## BEGIN Available records
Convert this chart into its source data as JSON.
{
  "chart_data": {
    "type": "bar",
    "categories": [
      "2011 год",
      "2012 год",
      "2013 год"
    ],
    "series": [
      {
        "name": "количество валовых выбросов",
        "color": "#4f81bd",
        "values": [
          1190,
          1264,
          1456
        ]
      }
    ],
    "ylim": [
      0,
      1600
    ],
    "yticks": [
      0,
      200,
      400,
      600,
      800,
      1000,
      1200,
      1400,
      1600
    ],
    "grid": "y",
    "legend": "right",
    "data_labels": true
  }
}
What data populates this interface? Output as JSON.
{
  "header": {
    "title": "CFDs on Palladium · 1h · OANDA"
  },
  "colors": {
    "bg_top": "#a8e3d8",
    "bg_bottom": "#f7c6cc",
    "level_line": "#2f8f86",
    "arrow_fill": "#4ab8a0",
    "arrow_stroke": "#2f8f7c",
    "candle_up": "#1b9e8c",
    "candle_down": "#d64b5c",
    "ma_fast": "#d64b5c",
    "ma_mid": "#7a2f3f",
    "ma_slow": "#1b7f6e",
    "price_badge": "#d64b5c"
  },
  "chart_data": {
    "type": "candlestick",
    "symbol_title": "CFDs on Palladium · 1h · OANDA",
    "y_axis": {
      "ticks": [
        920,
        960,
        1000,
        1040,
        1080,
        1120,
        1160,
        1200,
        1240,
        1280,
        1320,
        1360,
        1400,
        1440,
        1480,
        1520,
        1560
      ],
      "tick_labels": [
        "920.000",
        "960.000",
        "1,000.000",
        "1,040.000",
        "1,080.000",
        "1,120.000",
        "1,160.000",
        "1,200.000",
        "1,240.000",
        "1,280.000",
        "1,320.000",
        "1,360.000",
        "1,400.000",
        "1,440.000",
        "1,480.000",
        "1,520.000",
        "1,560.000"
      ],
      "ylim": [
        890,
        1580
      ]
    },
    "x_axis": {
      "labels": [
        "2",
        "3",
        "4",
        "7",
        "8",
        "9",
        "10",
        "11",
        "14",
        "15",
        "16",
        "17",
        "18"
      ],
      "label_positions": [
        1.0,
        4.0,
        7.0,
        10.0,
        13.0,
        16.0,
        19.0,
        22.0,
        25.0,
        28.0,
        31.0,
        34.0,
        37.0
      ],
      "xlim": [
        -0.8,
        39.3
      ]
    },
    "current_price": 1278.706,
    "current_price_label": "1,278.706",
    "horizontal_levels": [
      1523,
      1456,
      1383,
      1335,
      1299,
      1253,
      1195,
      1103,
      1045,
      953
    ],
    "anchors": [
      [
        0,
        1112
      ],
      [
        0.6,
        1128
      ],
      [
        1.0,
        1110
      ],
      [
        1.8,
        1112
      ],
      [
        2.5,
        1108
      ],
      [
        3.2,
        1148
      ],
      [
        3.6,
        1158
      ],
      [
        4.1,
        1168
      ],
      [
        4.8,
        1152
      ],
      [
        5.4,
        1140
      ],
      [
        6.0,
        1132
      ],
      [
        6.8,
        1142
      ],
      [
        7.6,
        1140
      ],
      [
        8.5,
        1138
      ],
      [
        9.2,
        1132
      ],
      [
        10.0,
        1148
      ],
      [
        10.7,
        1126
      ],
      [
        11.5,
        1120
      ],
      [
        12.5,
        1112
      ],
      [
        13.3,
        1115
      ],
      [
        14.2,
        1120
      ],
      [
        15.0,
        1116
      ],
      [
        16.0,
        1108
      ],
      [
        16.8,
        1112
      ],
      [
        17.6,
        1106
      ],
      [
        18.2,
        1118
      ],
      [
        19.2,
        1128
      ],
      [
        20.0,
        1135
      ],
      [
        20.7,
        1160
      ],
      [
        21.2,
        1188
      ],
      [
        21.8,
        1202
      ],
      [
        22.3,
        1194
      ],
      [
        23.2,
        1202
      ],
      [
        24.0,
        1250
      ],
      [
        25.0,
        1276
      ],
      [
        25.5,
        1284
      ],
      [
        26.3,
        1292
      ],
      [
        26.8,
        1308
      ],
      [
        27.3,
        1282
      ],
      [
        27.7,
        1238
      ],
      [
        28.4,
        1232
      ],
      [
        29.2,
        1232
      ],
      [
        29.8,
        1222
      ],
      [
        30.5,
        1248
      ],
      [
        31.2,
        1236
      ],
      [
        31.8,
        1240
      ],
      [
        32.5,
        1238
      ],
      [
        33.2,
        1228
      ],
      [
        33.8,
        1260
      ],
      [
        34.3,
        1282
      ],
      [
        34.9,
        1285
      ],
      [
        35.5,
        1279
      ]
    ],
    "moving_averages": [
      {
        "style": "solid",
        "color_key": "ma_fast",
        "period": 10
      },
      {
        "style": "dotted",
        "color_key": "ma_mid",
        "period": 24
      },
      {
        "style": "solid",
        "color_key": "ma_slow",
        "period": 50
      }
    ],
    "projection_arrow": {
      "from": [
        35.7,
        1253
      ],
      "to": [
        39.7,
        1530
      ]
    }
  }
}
## END Available records
List each line holding the string "this".

Convert this chart into its source data as JSON.
What data populates this interface? Output as JSON.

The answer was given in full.